*YOUR OBJECTIVE*: Check every line below for the word "Helper" and copy each one that has it.

** BEGIN **

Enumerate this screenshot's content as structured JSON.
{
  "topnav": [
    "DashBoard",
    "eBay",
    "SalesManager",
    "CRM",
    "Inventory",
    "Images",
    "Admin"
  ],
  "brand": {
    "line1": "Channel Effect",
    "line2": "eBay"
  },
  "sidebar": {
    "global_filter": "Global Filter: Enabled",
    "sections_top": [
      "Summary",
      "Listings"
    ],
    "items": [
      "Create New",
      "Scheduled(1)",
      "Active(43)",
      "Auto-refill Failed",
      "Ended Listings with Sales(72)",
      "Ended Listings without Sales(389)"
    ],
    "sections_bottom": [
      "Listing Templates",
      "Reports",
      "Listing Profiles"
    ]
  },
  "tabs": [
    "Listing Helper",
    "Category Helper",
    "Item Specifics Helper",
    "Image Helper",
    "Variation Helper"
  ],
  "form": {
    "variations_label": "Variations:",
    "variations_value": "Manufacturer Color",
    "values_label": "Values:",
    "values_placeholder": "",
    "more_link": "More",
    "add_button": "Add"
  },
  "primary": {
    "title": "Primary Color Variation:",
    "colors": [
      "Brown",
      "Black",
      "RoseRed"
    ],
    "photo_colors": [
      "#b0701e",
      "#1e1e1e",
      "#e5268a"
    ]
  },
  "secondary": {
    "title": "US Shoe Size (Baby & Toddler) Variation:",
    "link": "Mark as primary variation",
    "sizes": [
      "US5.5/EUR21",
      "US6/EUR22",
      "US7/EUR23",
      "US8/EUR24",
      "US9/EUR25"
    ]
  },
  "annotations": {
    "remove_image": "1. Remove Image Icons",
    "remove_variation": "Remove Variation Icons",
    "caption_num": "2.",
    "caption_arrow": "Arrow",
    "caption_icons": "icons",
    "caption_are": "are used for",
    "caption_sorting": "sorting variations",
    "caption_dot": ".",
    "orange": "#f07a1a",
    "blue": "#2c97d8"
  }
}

** END **

*REPLY*:
    "Listing Helper",
    "Category Helper",
    "Item Specifics Helper",
    "Image Helper",
    "Variation Helper"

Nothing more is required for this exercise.